>> Begin DATA ROWS
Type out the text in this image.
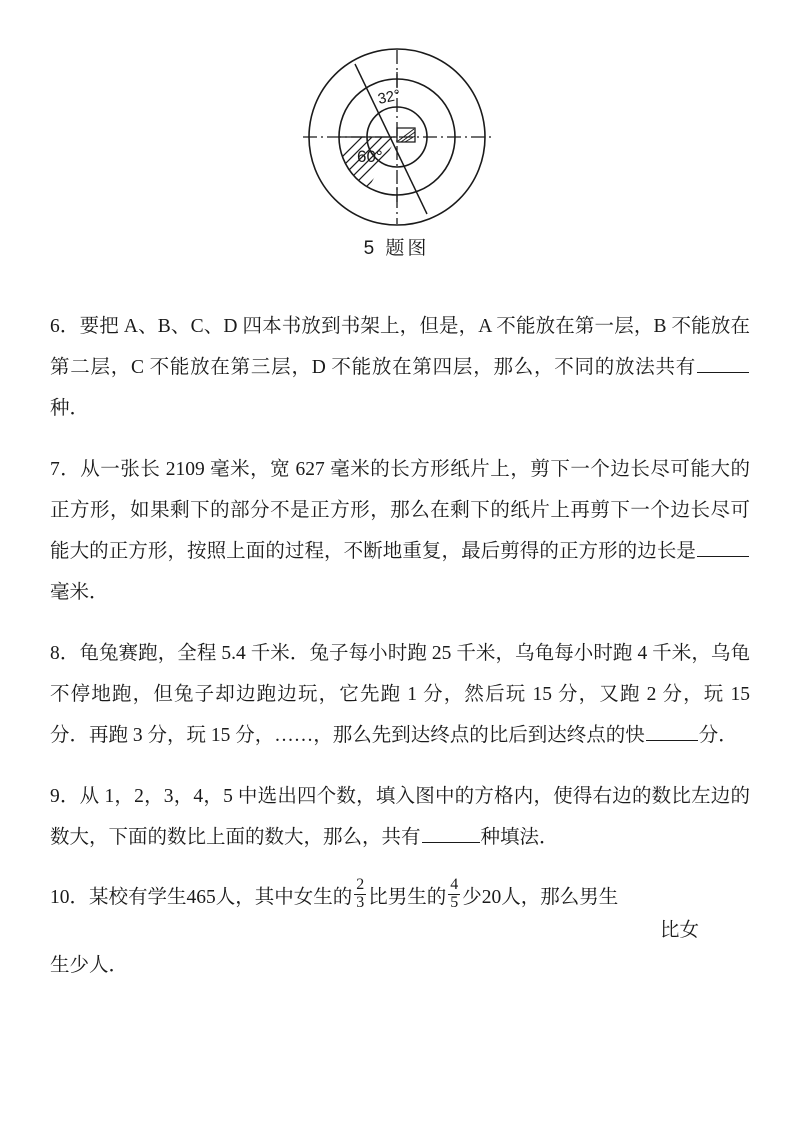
32°
60°
5 题图

6．要把 A、B、C、D 四本书放到书架上，但是，A 不能放在第一层，B 不能放在第二层，C 不能放在第三层，D 不能放在第四层，那么，不同的放法共有种．

7．从一张长 2109 毫米，宽 627 毫米的长方形纸片上，剪下一个边长尽可能大的正方形，如果剩下的部分不是正方形，那么在剩下的纸片上再剪下一个边长尽可能大的正方形，按照上面的过程，不断地重复，最后剪得的正方形的边长是毫米．

8．龟兔赛跑，全程 5.4 千米．兔子每小时跑 25 千米，乌龟每小时跑 4 千米，乌龟不停地跑，但兔子却边跑边玩，它先跑 1 分，然后玩 15 分，又跑 2 分，玩 15 分．再跑 3 分，玩 15 分，……，那么先到达终点的比后到达终点的快	分．

9．从 1，2，3，4，5 中选出四个数，填入图中的方格内，使得右边的数比左边的数大，下面的数比上面的数大，那么，共有	种填法．

10．某校有学生465人，其中女生的 $\frac{2}{3}$ 比男生的 $\frac{4}{5}$ 少20人，那么男生
比女
生少人．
>> End DATA ROWS
Images should not appear in the copy; retype the listing above exactly.

### [EXERCISE RESPONSE]
Type out the text in this image.
32°
60°
5 题图

6．要把 A、B、C、D 四本书放到书架上，但是，A 不能放在第一层，B 不能放在第二层，C 不能放在第三层，D 不能放在第四层，那么，不同的放法共有种．

7．从一张长 2109 毫米，宽 627 毫米的长方形纸片上，剪下一个边长尽可能大的正方形，如果剩下的部分不是正方形，那么在剩下的纸片上再剪下一个边长尽可能大的正方形，按照上面的过程，不断地重复，最后剪得的正方形的边长是毫米．

8．龟兔赛跑，全程 5.4 千米．兔子每小时跑 25 千米，乌龟每小时跑 4 千米，乌龟不停地跑，但兔子却边跑边玩，它先跑 1 分，然后玩 15 分，又跑 2 分，玩 15 分．再跑 3 分，玩 15 分，……，那么先到达终点的比后到达终点的快	分．

9．从 1，2，3，4，5 中选出四个数，填入图中的方格内，使得右边的数比左边的数大，下面的数比上面的数大，那么，共有	种填法．

10．某校有学生465人，其中女生的 $\frac{2}{3}$ 比男生的 $\frac{4}{5}$ 少20人，那么男生
比女
生少人．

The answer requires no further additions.